Search the material below for the word "about" and copy every line in which it occurs.

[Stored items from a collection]
....................

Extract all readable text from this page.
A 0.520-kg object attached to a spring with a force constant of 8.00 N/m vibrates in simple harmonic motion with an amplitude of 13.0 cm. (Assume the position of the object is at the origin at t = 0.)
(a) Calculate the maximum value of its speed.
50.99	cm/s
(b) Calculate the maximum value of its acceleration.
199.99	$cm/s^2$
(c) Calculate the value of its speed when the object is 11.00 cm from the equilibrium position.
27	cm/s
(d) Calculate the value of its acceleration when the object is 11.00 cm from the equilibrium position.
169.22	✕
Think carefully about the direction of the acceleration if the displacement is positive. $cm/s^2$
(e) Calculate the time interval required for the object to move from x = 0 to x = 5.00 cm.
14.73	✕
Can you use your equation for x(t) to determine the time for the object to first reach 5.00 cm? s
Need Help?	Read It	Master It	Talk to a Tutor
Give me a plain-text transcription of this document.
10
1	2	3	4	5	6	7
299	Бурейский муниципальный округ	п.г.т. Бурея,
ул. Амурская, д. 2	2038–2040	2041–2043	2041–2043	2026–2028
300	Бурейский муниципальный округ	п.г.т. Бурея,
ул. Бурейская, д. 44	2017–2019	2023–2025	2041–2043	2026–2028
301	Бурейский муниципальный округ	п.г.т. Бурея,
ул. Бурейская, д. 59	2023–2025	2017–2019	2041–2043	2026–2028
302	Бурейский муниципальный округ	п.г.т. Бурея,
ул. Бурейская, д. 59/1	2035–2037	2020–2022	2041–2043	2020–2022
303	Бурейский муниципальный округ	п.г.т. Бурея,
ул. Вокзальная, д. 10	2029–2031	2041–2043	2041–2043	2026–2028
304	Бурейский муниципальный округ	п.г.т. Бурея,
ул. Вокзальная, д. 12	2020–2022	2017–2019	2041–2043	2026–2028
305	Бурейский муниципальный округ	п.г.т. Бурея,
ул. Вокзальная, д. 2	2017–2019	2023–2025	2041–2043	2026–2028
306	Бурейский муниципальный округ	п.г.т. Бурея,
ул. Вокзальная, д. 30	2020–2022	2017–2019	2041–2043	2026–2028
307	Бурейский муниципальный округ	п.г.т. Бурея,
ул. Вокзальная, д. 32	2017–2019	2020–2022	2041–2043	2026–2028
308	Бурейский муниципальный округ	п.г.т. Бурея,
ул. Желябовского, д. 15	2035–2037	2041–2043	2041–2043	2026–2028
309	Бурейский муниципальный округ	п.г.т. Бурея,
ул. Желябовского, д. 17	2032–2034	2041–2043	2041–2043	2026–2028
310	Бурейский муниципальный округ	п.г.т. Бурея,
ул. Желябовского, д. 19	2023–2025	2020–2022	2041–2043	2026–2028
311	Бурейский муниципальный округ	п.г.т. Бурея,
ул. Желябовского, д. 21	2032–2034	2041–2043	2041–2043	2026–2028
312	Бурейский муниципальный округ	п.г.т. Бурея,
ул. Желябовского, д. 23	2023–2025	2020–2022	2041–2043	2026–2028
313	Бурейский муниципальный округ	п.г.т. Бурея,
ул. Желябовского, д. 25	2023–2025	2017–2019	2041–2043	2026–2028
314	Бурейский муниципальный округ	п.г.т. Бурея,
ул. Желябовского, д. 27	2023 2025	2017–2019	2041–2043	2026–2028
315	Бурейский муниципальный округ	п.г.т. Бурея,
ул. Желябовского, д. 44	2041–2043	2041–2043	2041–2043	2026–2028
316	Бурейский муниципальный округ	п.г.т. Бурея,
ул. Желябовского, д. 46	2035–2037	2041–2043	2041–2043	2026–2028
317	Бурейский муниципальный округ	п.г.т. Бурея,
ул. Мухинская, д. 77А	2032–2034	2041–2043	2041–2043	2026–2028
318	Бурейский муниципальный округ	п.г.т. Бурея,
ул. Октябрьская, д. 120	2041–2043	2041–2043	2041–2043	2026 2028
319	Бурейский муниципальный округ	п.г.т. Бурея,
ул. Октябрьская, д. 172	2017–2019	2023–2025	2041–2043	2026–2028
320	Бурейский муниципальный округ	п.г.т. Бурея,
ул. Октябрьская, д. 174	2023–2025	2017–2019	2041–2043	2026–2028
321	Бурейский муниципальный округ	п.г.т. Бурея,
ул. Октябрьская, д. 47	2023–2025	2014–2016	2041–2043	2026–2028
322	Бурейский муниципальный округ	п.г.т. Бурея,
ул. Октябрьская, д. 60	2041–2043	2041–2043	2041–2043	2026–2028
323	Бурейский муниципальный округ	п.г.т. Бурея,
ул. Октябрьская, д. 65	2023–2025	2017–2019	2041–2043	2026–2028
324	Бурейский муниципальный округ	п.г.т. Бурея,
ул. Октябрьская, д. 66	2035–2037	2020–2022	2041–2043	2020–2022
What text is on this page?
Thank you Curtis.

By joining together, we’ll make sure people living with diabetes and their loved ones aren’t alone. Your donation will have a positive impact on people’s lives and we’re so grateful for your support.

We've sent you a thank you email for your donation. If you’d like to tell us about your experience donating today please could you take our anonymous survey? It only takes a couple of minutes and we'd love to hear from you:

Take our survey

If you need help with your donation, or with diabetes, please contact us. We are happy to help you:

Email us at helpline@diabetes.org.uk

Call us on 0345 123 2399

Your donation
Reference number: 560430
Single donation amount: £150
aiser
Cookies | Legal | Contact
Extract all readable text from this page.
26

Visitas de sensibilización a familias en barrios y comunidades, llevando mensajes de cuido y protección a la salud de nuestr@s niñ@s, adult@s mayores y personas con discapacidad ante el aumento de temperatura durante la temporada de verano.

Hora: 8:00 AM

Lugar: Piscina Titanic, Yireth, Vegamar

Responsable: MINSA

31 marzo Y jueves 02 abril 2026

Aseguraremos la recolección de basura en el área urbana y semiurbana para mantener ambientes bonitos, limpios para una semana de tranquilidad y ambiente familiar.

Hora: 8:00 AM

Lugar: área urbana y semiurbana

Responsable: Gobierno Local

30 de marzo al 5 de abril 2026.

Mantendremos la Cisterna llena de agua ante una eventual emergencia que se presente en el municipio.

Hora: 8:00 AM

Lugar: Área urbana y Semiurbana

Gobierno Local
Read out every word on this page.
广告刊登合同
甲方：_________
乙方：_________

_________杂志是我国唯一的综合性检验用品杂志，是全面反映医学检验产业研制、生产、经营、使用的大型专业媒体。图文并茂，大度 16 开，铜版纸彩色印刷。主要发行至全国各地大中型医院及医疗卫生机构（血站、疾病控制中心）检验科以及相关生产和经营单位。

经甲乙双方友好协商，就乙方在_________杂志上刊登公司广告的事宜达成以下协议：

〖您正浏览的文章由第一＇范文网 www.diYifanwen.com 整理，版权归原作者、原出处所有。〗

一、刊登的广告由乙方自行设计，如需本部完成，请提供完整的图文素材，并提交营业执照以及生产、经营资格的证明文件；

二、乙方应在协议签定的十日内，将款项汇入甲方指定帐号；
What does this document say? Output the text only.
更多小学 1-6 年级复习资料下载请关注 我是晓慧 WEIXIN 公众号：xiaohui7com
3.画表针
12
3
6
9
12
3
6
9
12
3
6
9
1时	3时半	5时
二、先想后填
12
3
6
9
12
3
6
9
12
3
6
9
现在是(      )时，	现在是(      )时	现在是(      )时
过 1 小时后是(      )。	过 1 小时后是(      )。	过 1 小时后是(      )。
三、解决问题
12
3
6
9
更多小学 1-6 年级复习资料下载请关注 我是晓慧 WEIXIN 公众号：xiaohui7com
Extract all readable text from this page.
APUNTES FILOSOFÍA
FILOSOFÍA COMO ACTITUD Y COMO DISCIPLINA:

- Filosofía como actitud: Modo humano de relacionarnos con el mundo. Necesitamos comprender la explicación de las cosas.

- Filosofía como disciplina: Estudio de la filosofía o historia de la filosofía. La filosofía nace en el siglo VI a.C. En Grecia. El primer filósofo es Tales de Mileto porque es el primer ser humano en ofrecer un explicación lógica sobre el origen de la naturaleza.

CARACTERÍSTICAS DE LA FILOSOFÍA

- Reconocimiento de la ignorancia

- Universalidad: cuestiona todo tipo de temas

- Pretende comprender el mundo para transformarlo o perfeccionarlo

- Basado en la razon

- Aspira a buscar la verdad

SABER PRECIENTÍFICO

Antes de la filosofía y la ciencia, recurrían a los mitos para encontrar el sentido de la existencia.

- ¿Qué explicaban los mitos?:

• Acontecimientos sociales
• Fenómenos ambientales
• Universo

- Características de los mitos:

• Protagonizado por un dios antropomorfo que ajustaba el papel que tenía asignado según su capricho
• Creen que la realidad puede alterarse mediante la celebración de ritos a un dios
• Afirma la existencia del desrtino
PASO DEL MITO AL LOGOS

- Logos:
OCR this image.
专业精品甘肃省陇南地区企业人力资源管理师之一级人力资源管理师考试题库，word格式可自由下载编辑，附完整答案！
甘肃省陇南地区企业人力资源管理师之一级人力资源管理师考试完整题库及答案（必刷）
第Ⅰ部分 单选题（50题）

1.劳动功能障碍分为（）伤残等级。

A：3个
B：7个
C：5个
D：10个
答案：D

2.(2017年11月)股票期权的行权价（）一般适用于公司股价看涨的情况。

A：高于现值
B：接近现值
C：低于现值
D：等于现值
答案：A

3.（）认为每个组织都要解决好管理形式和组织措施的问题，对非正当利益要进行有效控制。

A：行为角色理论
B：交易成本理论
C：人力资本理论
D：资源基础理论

....................

**Solution to this task**
Think carefully about the direction of the acceleration if the displacement is positive. $cm/s^2$
We've sent you a thank you email for your donation. If you’d like to tell us about your experience donating today please could you take our anonymous survey? It only takes a couple of minutes and we'd love to hear from you:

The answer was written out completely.